• _RECORDED INFORMATION_
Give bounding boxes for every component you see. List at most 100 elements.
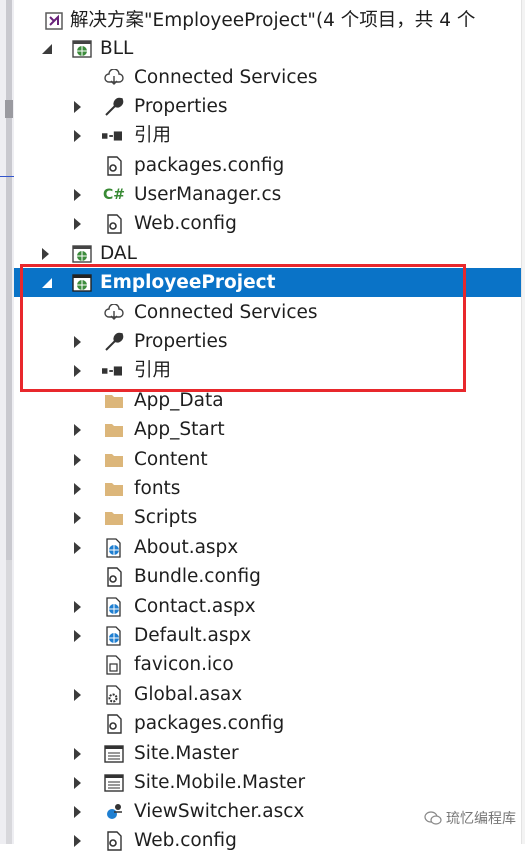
wechat-icon — [424, 811, 442, 825]
tree-row-favicon[interactable]: favicon.ico — [14, 650, 522, 679]
tree-row-packages-config[interactable]: packages.config — [14, 151, 522, 180]
config-file-icon — [104, 831, 124, 851]
tree-row-web-config[interactable]: Web.config — [14, 826, 522, 855]
item-label: Properties — [134, 96, 228, 117]
folder-icon — [104, 508, 124, 528]
tree-row-references[interactable]: 引用 — [14, 356, 522, 385]
expand-chevron-icon[interactable] — [70, 445, 84, 474]
item-label: Site.Mobile.Master — [134, 772, 306, 793]
item-label: favicon.ico — [134, 654, 234, 675]
gutter-line — [0, 176, 14, 177]
expand-chevron-icon[interactable] — [70, 680, 84, 709]
references-icon — [102, 361, 122, 381]
tree-row-default-aspx[interactable]: Default.aspx — [14, 621, 522, 650]
expand-chevron-icon[interactable] — [70, 826, 84, 855]
item-label: Web.config — [134, 830, 237, 851]
tree-row-references[interactable]: 引用 — [14, 121, 522, 150]
tree-row-app-start[interactable]: App_Start — [14, 415, 522, 444]
master-page-icon — [104, 744, 124, 764]
item-label: Global.asax — [134, 684, 243, 705]
expand-chevron-icon[interactable] — [70, 121, 84, 150]
tree-row-properties[interactable]: Properties — [14, 327, 522, 356]
wrench-icon — [104, 97, 124, 117]
web-page-icon — [104, 597, 124, 617]
item-label: Web.config — [134, 213, 237, 234]
expand-chevron-icon[interactable] — [70, 592, 84, 621]
expand-chevron-icon[interactable] — [70, 768, 84, 797]
tree-row-connected-services[interactable]: Connected Services — [14, 63, 522, 92]
watermark: 琉忆编程库 — [424, 808, 516, 828]
user-control-icon — [104, 802, 124, 822]
collapse-chevron-icon[interactable] — [40, 268, 54, 297]
tree-row-properties[interactable]: Properties — [14, 92, 522, 121]
expand-chevron-icon[interactable] — [70, 92, 84, 121]
tree-row-employeeproject[interactable]: EmployeeProject — [14, 268, 522, 297]
watermark-text: 琉忆编程库 — [446, 811, 516, 827]
item-label: packages.config — [134, 155, 285, 176]
solution-label: 解决方案"EmployeeProject"(4 个项目，共 4 个 — [70, 10, 476, 31]
item-label: Connected Services — [134, 67, 318, 88]
tree-row-bll[interactable]: BLL — [14, 34, 522, 63]
expand-chevron-icon[interactable] — [70, 356, 84, 385]
cloud-icon — [104, 68, 124, 88]
item-label: Contact.aspx — [134, 596, 256, 617]
master-page-icon — [104, 773, 124, 793]
config-file-icon — [104, 156, 124, 176]
item-label: Properties — [134, 331, 228, 352]
expand-chevron-icon[interactable] — [70, 533, 84, 562]
expand-chevron-icon[interactable] — [70, 621, 84, 650]
folder-icon — [104, 391, 124, 411]
gutter-lower — [6, 560, 12, 844]
folder-icon — [104, 420, 124, 440]
item-label: ViewSwitcher.ascx — [134, 801, 305, 822]
tree-row-solution[interactable]: 解决方案"EmployeeProject"(4 个项目，共 4 个 — [14, 6, 522, 35]
wrench-icon — [104, 332, 124, 352]
web-project-icon — [72, 39, 92, 59]
tree-row-site-mobile-master[interactable]: Site.Mobile.Master — [14, 768, 522, 797]
item-label: 引用 — [134, 125, 172, 146]
expand-chevron-icon[interactable] — [70, 180, 84, 209]
expand-chevron-icon[interactable] — [70, 327, 84, 356]
csharp-file-icon: C# — [103, 186, 126, 203]
tree-row-about-aspx[interactable]: About.aspx — [14, 533, 522, 562]
expand-chevron-icon[interactable] — [70, 503, 84, 532]
expand-chevron-icon[interactable] — [70, 739, 84, 768]
expand-chevron-icon[interactable] — [70, 415, 84, 444]
item-label: packages.config — [134, 713, 285, 734]
cloud-icon — [104, 303, 124, 323]
tree-row-usermanager[interactable]: C# UserManager.cs — [14, 180, 522, 209]
project-label: DAL — [100, 243, 137, 264]
tree-row-app-data[interactable]: App_Data — [14, 386, 522, 415]
expand-chevron-icon[interactable] — [38, 239, 52, 268]
tree-row-packages-config[interactable]: packages.config — [14, 709, 522, 738]
web-project-icon — [72, 273, 92, 293]
right-scrollbar[interactable] — [521, 0, 525, 844]
item-label: App_Start — [134, 419, 225, 440]
tree-row-contact-aspx[interactable]: Contact.aspx — [14, 592, 522, 621]
item-label: 引用 — [134, 360, 172, 381]
tree-row-bundle-config[interactable]: Bundle.config — [14, 562, 522, 591]
tree-row-scripts[interactable]: Scripts — [14, 503, 522, 532]
item-label: Default.aspx — [134, 625, 252, 646]
tree-row-web-config[interactable]: Web.config — [14, 209, 522, 238]
tree-row-connected-services[interactable]: Connected Services — [14, 298, 522, 327]
item-label: Bundle.config — [134, 566, 261, 587]
expand-chevron-icon[interactable] — [70, 474, 84, 503]
tree-row-fonts[interactable]: fonts — [14, 474, 522, 503]
config-file-icon — [104, 714, 124, 734]
tree-row-content[interactable]: Content — [14, 445, 522, 474]
tree-row-site-master[interactable]: Site.Master — [14, 739, 522, 768]
folder-icon — [104, 450, 124, 470]
item-label: Scripts — [134, 507, 198, 528]
item-label: Content — [134, 449, 208, 470]
tree-row-dal[interactable]: DAL — [14, 239, 522, 268]
tree-row-global-asax[interactable]: Global.asax — [14, 680, 522, 709]
config-file-icon — [104, 567, 124, 587]
item-label: App_Data — [134, 390, 224, 411]
collapse-chevron-icon[interactable] — [40, 34, 54, 63]
solution-explorer-tree: 解决方案"EmployeeProject"(4 个项目，共 4 个 BLL Co… — [14, 0, 522, 851]
expand-chevron-icon[interactable] — [70, 209, 84, 238]
expand-chevron-icon[interactable] — [70, 797, 84, 826]
web-page-icon — [104, 538, 124, 558]
item-label: fonts — [134, 478, 181, 499]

• _WHAT TO WORK ON_
Reproduce the listing above with every "expand-chevron-icon" renamed to "expand-arrow-icon", leaving everything else unchanged and omitting the pictures.

• _TASK RESPONSE_
Give bounding boxes for every component you see. List at most 100 elements.
wechat-icon — [424, 811, 442, 825]
tree-row-favicon[interactable]: favicon.ico — [14, 650, 522, 679]
tree-row-packages-config[interactable]: packages.config — [14, 151, 522, 180]
config-file-icon — [104, 831, 124, 851]
tree-row-web-config[interactable]: Web.config — [14, 826, 522, 855]
item-label: Properties — [134, 96, 228, 117]
folder-icon — [104, 508, 124, 528]
tree-row-references[interactable]: 引用 — [14, 356, 522, 385]
expand-arrow-icon[interactable] — [70, 445, 84, 474]
item-label: Site.Mobile.Master — [134, 772, 306, 793]
item-label: favicon.ico — [134, 654, 234, 675]
gutter-line — [0, 176, 14, 177]
expand-arrow-icon[interactable] — [70, 680, 84, 709]
references-icon — [102, 361, 122, 381]
tree-row-default-aspx[interactable]: Default.aspx — [14, 621, 522, 650]
expand-arrow-icon[interactable] — [70, 826, 84, 855]
item-label: Web.config — [134, 830, 237, 851]
tree-row-references[interactable]: 引用 — [14, 121, 522, 150]
tree-row-app-start[interactable]: App_Start — [14, 415, 522, 444]
master-page-icon — [104, 744, 124, 764]
item-label: Global.asax — [134, 684, 243, 705]
expand-arrow-icon[interactable] — [70, 121, 84, 150]
tree-row-properties[interactable]: Properties — [14, 327, 522, 356]
wrench-icon — [104, 97, 124, 117]
web-page-icon — [104, 597, 124, 617]
item-label: Web.config — [134, 213, 237, 234]
expand-arrow-icon[interactable] — [70, 592, 84, 621]
expand-arrow-icon[interactable] — [70, 768, 84, 797]
tree-row-connected-services[interactable]: Connected Services — [14, 63, 522, 92]
watermark: 琉忆编程库 — [424, 808, 516, 828]
user-control-icon — [104, 802, 124, 822]
collapse-chevron-icon[interactable] — [40, 268, 54, 297]
tree-row-properties[interactable]: Properties — [14, 92, 522, 121]
expand-arrow-icon[interactable] — [70, 92, 84, 121]
tree-row-employeeproject[interactable]: EmployeeProject — [14, 268, 522, 297]
watermark-text: 琉忆编程库 — [446, 811, 516, 827]
item-label: packages.config — [134, 155, 285, 176]
solution-label: 解决方案"EmployeeProject"(4 个项目，共 4 个 — [70, 10, 476, 31]
item-label: Connected Services — [134, 67, 318, 88]
tree-row-bll[interactable]: BLL — [14, 34, 522, 63]
expand-arrow-icon[interactable] — [70, 356, 84, 385]
cloud-icon — [104, 68, 124, 88]
item-label: Contact.aspx — [134, 596, 256, 617]
master-page-icon — [104, 773, 124, 793]
config-file-icon — [104, 156, 124, 176]
item-label: Properties — [134, 331, 228, 352]
expand-arrow-icon[interactable] — [70, 533, 84, 562]
expand-arrow-icon[interactable] — [70, 621, 84, 650]
folder-icon — [104, 391, 124, 411]
gutter-lower — [6, 560, 12, 844]
folder-icon — [104, 420, 124, 440]
item-label: ViewSwitcher.ascx — [134, 801, 305, 822]
tree-row-solution[interactable]: 解决方案"EmployeeProject"(4 个项目，共 4 个 — [14, 6, 522, 35]
wrench-icon — [104, 332, 124, 352]
web-project-icon — [72, 39, 92, 59]
tree-row-site-mobile-master[interactable]: Site.Mobile.Master — [14, 768, 522, 797]
item-label: 引用 — [134, 125, 172, 146]
expand-arrow-icon[interactable] — [70, 180, 84, 209]
expand-arrow-icon[interactable] — [70, 327, 84, 356]
csharp-file-icon: C# — [103, 186, 126, 203]
tree-row-about-aspx[interactable]: About.aspx — [14, 533, 522, 562]
expand-arrow-icon[interactable] — [70, 503, 84, 532]
expand-arrow-icon[interactable] — [70, 739, 84, 768]
expand-arrow-icon[interactable] — [70, 415, 84, 444]
item-label: packages.config — [134, 713, 285, 734]
cloud-icon — [104, 303, 124, 323]
tree-row-usermanager[interactable]: C# UserManager.cs — [14, 180, 522, 209]
project-label: DAL — [100, 243, 137, 264]
tree-row-app-data[interactable]: App_Data — [14, 386, 522, 415]
expand-arrow-icon[interactable] — [38, 239, 52, 268]
tree-row-packages-config[interactable]: packages.config — [14, 709, 522, 738]
web-project-icon — [72, 273, 92, 293]
right-scrollbar[interactable] — [521, 0, 525, 844]
item-label: App_Start — [134, 419, 225, 440]
tree-row-contact-aspx[interactable]: Contact.aspx — [14, 592, 522, 621]
item-label: 引用 — [134, 360, 172, 381]
tree-row-bundle-config[interactable]: Bundle.config — [14, 562, 522, 591]
tree-row-scripts[interactable]: Scripts — [14, 503, 522, 532]
item-label: Default.aspx — [134, 625, 252, 646]
tree-row-web-config[interactable]: Web.config — [14, 209, 522, 238]
tree-row-connected-services[interactable]: Connected Services — [14, 298, 522, 327]
item-label: Bundle.config — [134, 566, 261, 587]
expand-arrow-icon[interactable] — [70, 474, 84, 503]
tree-row-fonts[interactable]: fonts — [14, 474, 522, 503]
config-file-icon — [104, 714, 124, 734]
tree-row-content[interactable]: Content — [14, 445, 522, 474]
tree-row-site-master[interactable]: Site.Master — [14, 739, 522, 768]
folder-icon — [104, 450, 124, 470]
item-label: Scripts — [134, 507, 198, 528]
item-label: Content — [134, 449, 208, 470]
tree-row-dal[interactable]: DAL — [14, 239, 522, 268]
tree-row-global-asax[interactable]: Global.asax — [14, 680, 522, 709]
config-file-icon — [104, 567, 124, 587]
item-label: App_Data — [134, 390, 224, 411]
collapse-chevron-icon[interactable] — [40, 34, 54, 63]
solution-explorer-tree: 解决方案"EmployeeProject"(4 个项目，共 4 个 BLL Co… — [14, 0, 522, 851]
expand-arrow-icon[interactable] — [70, 209, 84, 238]
expand-arrow-icon[interactable] — [70, 797, 84, 826]
web-page-icon — [104, 538, 124, 558]
item-label: fonts — [134, 478, 181, 499]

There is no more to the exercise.